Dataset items

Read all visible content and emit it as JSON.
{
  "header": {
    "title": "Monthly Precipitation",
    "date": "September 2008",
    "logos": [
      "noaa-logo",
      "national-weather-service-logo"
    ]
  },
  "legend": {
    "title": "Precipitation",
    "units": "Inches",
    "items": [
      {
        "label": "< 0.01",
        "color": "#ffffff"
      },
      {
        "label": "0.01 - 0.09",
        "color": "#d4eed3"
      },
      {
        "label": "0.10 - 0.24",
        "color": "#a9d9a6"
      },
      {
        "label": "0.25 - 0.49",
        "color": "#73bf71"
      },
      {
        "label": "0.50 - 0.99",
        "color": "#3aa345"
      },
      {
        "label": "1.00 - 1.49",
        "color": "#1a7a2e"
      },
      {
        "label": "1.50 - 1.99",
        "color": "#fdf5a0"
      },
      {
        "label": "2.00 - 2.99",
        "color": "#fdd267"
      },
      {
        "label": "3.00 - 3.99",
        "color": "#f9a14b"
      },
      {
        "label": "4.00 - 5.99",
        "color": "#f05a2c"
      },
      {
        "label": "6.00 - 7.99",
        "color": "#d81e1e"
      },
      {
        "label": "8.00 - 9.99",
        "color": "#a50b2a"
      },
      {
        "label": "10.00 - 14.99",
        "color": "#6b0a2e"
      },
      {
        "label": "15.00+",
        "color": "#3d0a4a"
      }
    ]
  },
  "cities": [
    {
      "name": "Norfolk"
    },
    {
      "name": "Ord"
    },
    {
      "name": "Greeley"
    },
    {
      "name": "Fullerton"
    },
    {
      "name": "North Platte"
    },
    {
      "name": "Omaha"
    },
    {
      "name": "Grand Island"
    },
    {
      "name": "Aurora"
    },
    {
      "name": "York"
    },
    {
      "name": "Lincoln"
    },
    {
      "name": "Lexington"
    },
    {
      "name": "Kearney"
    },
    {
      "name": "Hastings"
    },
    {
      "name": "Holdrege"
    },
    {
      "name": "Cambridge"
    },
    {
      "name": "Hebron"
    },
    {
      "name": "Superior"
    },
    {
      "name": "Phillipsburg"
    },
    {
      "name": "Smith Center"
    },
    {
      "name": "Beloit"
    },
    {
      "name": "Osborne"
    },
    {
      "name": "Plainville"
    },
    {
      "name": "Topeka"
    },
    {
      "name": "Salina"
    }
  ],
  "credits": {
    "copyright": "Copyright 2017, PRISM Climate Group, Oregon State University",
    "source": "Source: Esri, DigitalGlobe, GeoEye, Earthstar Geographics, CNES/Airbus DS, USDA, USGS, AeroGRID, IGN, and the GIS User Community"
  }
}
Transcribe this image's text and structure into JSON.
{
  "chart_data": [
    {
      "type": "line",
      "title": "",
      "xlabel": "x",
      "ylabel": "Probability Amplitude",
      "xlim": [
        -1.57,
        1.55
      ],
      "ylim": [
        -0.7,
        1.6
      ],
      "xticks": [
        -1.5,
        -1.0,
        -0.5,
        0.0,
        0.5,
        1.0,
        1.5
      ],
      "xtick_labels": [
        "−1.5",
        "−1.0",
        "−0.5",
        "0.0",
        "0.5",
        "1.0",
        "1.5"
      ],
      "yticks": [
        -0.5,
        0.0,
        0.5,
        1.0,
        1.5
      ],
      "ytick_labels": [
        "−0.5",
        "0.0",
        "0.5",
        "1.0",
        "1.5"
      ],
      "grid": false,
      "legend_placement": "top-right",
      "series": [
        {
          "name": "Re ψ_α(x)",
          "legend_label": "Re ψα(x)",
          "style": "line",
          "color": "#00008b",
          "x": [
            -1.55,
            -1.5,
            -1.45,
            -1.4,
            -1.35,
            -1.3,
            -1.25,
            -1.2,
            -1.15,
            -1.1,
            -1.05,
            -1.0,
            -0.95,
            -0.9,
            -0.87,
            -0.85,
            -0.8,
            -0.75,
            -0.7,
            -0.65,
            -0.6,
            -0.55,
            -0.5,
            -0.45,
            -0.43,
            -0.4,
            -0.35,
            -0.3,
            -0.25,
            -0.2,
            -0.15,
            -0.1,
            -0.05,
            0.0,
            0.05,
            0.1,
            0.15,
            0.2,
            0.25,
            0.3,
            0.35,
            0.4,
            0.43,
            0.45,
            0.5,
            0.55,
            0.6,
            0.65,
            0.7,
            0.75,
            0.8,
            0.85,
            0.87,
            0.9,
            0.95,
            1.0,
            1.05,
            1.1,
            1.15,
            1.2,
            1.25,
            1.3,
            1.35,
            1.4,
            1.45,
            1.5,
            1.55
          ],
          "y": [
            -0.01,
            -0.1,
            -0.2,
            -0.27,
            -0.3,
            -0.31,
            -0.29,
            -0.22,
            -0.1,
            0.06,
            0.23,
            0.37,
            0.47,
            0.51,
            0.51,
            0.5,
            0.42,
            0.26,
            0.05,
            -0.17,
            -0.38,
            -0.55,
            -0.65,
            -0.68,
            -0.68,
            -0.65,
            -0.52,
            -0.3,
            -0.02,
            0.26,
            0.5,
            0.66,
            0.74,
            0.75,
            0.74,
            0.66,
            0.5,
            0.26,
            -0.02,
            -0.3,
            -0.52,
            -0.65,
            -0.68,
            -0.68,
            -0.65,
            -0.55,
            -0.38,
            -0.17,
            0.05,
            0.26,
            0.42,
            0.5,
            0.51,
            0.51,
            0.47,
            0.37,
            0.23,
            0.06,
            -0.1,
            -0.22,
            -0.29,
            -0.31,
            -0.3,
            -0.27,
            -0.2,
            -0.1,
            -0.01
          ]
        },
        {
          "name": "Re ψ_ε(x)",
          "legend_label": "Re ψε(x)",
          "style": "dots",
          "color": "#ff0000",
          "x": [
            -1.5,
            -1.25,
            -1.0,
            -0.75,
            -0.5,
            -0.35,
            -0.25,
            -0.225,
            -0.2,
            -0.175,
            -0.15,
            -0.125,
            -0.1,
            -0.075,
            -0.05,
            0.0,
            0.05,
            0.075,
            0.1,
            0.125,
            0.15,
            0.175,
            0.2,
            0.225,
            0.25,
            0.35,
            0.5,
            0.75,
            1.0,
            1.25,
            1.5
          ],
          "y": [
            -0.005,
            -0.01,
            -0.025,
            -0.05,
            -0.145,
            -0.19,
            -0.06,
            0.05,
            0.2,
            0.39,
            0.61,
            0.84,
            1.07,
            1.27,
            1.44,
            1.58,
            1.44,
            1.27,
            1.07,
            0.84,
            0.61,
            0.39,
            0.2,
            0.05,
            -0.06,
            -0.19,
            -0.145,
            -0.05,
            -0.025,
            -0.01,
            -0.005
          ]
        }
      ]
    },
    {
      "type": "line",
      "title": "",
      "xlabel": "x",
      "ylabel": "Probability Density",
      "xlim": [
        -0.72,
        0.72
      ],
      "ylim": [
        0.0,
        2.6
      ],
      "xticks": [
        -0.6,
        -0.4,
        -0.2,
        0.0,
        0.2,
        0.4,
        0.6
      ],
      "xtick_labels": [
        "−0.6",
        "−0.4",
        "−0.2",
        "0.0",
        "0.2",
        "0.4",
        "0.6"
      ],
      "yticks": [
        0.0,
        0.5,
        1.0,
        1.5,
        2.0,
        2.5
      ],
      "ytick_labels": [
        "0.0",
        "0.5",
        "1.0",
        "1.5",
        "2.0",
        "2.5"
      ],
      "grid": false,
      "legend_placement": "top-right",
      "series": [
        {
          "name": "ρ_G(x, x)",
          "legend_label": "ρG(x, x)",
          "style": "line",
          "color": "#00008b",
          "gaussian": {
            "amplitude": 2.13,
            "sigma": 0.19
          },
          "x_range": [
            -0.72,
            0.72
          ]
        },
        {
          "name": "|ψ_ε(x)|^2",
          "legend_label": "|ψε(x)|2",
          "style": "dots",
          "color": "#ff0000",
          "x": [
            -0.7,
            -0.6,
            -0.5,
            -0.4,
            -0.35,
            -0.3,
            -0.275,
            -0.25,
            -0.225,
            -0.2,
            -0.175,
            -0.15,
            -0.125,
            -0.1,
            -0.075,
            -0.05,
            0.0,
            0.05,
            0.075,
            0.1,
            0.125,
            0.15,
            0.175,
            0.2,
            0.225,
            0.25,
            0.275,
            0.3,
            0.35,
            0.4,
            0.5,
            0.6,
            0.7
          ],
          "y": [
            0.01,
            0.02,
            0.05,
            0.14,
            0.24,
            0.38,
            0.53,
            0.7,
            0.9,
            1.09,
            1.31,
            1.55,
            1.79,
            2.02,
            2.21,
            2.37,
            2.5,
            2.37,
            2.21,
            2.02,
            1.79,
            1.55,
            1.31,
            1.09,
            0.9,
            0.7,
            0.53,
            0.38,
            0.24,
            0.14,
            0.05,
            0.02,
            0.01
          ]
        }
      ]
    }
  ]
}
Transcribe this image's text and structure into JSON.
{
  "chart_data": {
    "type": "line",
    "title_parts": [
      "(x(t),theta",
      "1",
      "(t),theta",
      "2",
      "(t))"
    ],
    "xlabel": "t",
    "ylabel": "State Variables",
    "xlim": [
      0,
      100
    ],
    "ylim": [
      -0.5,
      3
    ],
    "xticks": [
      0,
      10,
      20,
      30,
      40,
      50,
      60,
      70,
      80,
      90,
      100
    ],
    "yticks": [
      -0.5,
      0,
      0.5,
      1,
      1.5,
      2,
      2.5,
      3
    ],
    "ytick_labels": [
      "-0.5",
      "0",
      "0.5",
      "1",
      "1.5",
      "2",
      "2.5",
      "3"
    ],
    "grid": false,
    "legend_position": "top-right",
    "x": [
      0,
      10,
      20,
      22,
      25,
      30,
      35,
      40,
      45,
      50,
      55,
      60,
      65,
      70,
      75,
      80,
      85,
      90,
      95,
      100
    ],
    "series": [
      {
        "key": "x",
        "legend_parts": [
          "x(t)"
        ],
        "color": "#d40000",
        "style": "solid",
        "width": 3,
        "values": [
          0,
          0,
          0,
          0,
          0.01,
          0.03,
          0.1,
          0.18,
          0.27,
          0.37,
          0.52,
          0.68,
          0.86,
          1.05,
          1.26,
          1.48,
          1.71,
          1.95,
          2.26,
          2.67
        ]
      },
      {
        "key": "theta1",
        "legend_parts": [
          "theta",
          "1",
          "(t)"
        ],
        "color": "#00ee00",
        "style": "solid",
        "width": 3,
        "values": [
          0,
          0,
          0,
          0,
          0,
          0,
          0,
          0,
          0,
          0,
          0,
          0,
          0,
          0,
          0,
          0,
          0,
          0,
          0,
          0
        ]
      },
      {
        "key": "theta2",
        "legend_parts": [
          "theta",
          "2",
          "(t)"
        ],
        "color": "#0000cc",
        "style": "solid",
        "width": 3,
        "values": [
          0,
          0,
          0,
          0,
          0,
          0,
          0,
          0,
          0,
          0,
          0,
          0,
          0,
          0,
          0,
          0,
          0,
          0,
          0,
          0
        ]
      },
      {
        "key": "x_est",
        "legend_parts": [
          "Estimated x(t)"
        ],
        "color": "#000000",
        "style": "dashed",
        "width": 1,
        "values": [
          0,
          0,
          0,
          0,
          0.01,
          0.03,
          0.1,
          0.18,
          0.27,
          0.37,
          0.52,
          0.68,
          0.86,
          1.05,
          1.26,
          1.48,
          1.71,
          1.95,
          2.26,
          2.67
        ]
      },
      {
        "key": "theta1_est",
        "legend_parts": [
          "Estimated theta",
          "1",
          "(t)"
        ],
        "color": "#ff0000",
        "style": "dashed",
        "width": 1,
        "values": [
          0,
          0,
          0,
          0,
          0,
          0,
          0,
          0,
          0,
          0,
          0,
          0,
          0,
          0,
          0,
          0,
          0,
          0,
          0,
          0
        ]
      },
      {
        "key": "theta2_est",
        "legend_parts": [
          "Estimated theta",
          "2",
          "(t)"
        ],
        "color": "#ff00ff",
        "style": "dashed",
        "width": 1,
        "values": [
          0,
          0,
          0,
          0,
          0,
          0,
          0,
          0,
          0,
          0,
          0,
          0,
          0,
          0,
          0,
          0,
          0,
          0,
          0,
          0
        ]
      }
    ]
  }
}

EXERCISE PROMPT:
Search the material above for "State". Pull out each line where it shows up.

TASK SOLUTION:
    "copyright": "Copyright 2017, PRISM Climate Group, Oregon State University",
    "ylabel": "State Variables",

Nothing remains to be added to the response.